(Task): Where a line holds the word "mercredi", copy that line.

(Exercise input):
┏━━
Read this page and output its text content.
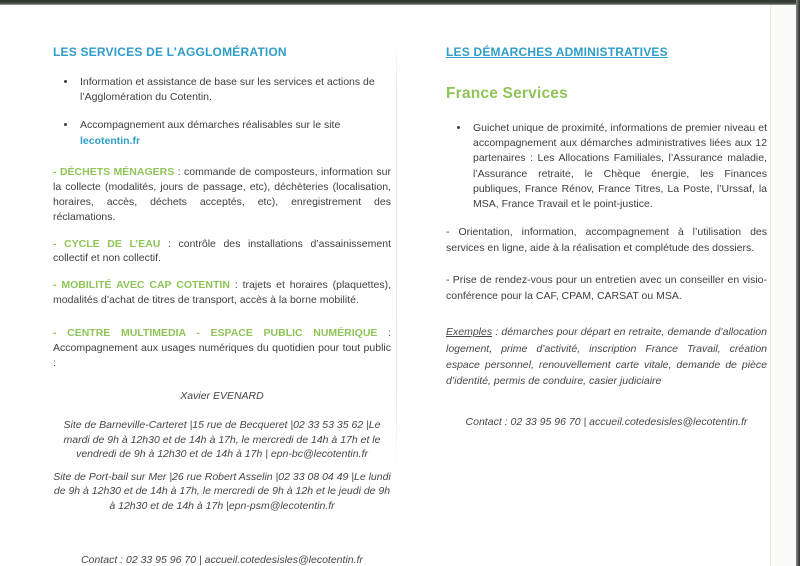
LES SERVICES DE L’AGGLOMÉRATION
• Information et assistance de base sur les services et actions de l’Agglomération du Cotentin.
• Accompagnement aux démarches réalisables sur le site lecotentin.fr

- DÉCHETS MÉNAGERS : commande de composteurs, information sur la collecte (modalités, jours de passage, etc), déchèteries (localisation, horaires, accès, déchets acceptés, etc), enregistrement des réclamations.

- CYCLE DE L’EAU : contrôle des installations d’assainissement collectif et non collectif.

- MOBILITÉ AVEC CAP COTENTIN : trajets et horaires (plaquettes), modalités d’achat de titres de transport, accès à la borne mobilité.

- CENTRE MULTIMEDIA - ESPACE PUBLIC NUMÉRIQUE : Accompagnement aux usages numériques du quotidien pour tout public :

Xavier EVENARD

Site de Barneville-Carteret |15 rue de Becqueret |02 33 53 35 62 |Le mardi de 9h à 12h30 et de 14h à 17h, le mercredi de 14h à 17h et le vendredi de 9h à 12h30 et de 14h à 17h | epn-bc@lecotentin.fr

Site de Port-bail sur Mer |26 rue Robert Asselin |02 33 08 04 49 |Le lundi de 9h à 12h30 et de 14h à 17h, le mercredi de 9h à 12h et le jeudi de 9h à 12h30 et de 14h à 17h |epn-psm@lecotentin.fr

Contact : 02 33 95 96 70 | accueil.cotedesisles@lecotentin.fr

LES DÉMARCHES ADMINISTRATIVES
France Services
• Guichet unique de proximité, informations de premier niveau et accompagnement aux démarches administratives liées aux 12 partenaires : Les Allocations Familiales, l’Assurance maladie, l’Assurance retraite, le Chèque énergie, les Finances publiques, France Rénov, France Titres, La Poste, l’Urssaf, la MSA, France Travail et le point-justice.

- Orientation, information, accompagnement à l’utilisation des services en ligne, aide à la réalisation et complétude des dossiers.

- Prise de rendez-vous pour un entretien avec un conseiller en visio-conférence pour la CAF, CPAM, CARSAT ou MSA.

Exemples : démarches pour départ en retraite, demande d’allocation logement, prime d’activité, inscription France Travail, création espace personnel, renouvellement carte vitale, demande de pièce d’identité, permis de conduire, casier judiciaire

Contact : 02 33 95 96 70 | accueil.cotedesisles@lecotentin.fr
┗━━
(The output):
Site de Barneville-Carteret |15 rue de Becqueret |02 33 53 35 62 |Le mardi de 9h à 12h30 et de 14h à 17h, le mercredi de 14h à 17h et le vendredi de 9h à 12h30 et de 14h à 17h | epn-bc@lecotentin.fr
Site de Port-bail sur Mer |26 rue Robert Asselin |02 33 08 04 49 |Le lundi de 9h à 12h30 et de 14h à 17h, le mercredi de 9h à 12h et le jeudi de 9h à 12h30 et de 14h à 17h |epn-psm@lecotentin.fr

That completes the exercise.